* EXCERPT TO READ
____________

Sunday 28 April 2024

CENTRALISED REPORTING MAKES CLAIMING SHARES AFTER INVESTOR’S DEATH EASIER

 

CENTRALISED REPORTING MAKES CLAIMING SHARES AFTER INVESTOR’S DEATH EASIER


Procedure applies only to Sebi-regulated investments, not bank
 accounts, insurance policies, other assets

 The Securities and Exchange Board of India (Sebi) has initiated a centralised procedure for reporting and verifying an investor’s death, aiming to ease the transmission of securities to legal heirs.

The existing claim procedure involves separate, paper-intensive formalities with each financial institution. The task becomes complex if claims need to be made from multiple fund house. With unclaimed money in Indian financial assets surpassing thousands of crore, Sebi’s centralised mechanism promises a more efficient and compassionate approach to handling the aftermath of an investor’s demise.

The procedure

According to Sebi’s circular, upon an investor’s demise, it is imperative that the intermediary be notified by either a joint account holder, nominee, legal representative, or family member (they are called notifies).

Verification of death: The first step is validation of the death certificate by the intermediary. Verification must be completed by the next working day after receipt of the certificate. Verification can be done either online or offline through the Original seen and verified (OSV) process.

____________

Condense the paragraph of the article on Sebi's centralized death-reporting procedure that begins "The existing claim procedure", keeping its main facts. The listing comes from a source separate from the article.

____________

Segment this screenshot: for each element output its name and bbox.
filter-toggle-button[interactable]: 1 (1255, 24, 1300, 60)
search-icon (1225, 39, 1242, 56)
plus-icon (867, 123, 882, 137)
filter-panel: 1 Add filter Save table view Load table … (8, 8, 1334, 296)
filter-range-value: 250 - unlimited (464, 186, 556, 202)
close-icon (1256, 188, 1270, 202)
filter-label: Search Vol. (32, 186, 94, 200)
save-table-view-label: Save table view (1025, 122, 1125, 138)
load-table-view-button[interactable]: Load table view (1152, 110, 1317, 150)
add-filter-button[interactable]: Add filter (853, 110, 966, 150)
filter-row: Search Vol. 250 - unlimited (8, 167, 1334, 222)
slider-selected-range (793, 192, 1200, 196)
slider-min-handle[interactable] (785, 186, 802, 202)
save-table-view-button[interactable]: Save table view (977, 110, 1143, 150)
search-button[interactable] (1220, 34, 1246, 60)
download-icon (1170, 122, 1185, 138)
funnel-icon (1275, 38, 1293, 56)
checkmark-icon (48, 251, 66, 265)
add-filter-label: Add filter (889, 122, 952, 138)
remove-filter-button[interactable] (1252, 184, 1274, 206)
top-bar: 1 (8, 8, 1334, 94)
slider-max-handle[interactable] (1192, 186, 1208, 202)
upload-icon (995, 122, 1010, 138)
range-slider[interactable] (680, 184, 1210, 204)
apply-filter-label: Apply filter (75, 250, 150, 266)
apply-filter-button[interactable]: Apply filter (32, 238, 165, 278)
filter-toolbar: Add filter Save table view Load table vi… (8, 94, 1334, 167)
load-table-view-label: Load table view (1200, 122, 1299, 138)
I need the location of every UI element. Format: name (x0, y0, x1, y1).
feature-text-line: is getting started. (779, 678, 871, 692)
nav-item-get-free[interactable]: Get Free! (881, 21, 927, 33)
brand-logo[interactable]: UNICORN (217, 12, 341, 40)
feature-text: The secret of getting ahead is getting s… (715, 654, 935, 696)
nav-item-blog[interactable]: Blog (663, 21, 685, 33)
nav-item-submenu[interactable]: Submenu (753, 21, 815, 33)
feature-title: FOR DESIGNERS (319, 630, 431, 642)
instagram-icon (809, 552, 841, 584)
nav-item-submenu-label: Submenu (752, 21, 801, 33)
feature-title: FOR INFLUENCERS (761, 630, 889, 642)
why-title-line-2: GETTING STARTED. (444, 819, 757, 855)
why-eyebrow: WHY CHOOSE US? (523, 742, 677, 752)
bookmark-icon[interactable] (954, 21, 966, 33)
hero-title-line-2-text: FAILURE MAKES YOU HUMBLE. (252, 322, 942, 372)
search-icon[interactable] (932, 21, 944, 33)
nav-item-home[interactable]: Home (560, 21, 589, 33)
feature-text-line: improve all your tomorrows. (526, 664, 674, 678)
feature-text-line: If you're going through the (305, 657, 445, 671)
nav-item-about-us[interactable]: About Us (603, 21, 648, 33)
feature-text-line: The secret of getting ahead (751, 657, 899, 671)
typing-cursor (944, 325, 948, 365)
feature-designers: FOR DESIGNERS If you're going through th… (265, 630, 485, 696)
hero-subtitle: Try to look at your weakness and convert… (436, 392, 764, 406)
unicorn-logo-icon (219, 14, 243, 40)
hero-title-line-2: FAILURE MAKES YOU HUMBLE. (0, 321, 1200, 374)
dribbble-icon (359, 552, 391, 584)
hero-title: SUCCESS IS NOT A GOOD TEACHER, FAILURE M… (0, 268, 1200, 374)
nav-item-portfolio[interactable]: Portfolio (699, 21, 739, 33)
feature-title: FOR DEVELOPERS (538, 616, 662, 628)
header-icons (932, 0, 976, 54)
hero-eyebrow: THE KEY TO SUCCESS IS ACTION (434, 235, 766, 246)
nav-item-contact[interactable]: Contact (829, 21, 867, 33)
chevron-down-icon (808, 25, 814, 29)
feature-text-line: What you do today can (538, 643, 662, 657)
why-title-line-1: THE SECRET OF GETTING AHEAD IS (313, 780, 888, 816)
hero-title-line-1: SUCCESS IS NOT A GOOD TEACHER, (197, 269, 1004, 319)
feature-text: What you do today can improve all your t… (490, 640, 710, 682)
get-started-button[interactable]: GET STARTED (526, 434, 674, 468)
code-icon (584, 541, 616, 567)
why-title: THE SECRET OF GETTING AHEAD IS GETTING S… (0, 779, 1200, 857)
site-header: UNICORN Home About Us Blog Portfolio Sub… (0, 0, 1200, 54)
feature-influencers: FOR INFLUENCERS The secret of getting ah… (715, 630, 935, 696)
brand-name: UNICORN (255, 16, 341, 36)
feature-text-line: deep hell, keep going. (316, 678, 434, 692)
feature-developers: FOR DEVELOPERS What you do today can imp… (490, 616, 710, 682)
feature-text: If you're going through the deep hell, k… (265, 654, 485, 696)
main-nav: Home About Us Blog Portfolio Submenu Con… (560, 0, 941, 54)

____________

* FULL RESPONSE
Claims now require separate, paper-heavy formalities with each financial institution, which becomes complex when several fund houses are involved. Since unclaimed money in Indian financial assets exceeds thousands of crore, Sebi's centralized mechanism promises a more efficient, compassionate way to handle an investor's death.